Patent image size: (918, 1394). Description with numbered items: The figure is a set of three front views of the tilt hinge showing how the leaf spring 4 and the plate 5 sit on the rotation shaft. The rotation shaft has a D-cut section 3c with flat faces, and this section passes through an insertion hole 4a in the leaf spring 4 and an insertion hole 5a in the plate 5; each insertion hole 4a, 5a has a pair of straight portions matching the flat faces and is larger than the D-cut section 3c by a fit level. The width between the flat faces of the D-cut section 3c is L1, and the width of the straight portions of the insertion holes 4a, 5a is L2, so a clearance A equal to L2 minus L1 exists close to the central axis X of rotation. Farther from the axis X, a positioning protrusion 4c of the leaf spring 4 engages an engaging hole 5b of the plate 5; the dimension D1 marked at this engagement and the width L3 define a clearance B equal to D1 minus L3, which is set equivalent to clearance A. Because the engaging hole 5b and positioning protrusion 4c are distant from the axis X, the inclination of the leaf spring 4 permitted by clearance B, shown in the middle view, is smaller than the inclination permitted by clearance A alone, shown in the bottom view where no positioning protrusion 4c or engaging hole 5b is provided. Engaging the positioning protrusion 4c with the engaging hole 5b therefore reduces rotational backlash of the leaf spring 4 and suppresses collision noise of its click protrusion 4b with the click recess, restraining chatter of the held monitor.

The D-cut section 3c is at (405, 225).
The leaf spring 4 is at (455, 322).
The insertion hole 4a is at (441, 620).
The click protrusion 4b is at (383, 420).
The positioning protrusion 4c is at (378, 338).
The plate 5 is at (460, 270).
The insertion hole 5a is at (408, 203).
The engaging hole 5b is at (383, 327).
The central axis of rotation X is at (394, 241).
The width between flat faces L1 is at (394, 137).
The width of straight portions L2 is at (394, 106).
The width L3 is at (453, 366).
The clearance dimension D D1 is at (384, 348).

• _Short task_: Rewrite the records with "tilt hinge" changed to "tilting hinge", leaving everything else as it is.

• _Result of this task_:
Patent image size: (918, 1394). Description with numbered items: The figure is a set of three front views of the tilting hinge showing how the leaf spring 4 and the plate 5 sit on the rotation shaft. The rotation shaft has a D-cut section 3c with flat faces, and this section passes through an insertion hole 4a in the leaf spring 4 and an insertion hole 5a in the plate 5; each insertion hole 4a, 5a has a pair of straight portions matching the flat faces and is larger than the D-cut section 3c by a fit level. The width between the flat faces of the D-cut section 3c is L1, and the width of the straight portions of the insertion holes 4a, 5a is L2, so a clearance A equal to L2 minus L1 exists close to the central axis X of rotation. Farther from the axis X, a positioning protrusion 4c of the leaf spring 4 engages an engaging hole 5b of the plate 5; the dimension D1 marked at this engagement and the width L3 define a clearance B equal to D1 minus L3, which is set equivalent to clearance A. Because the engaging hole 5b and positioning protrusion 4c are distant from the axis X, the inclination of the leaf spring 4 permitted by clearance B, shown in the middle view, is smaller than the inclination permitted by clearance A alone, shown in the bottom view where no positioning protrusion 4c or engaging hole 5b is provided. Engaging the positioning protrusion 4c with the engaging hole 5b therefore reduces rotational backlash of the leaf spring 4 and suppresses collision noise of its click protrusion 4b with the click recess, restraining chatter of the held monitor.

The D-cut section 3c is at (405, 225).
The leaf spring 4 is at (455, 322).
The insertion hole 4a is at (441, 620).
The click protrusion 4b is at (383, 420).
The positioning protrusion 4c is at (378, 338).
The plate 5 is at (460, 270).
The insertion hole 5a is at (408, 203).
The engaging hole 5b is at (383, 327).
The central axis of rotation X is at (394, 241).
The width between flat faces L1 is at (394, 137).
The width of straight portions L2 is at (394, 106).
The width L3 is at (453, 366).
The clearance dimension D D1 is at (384, 348).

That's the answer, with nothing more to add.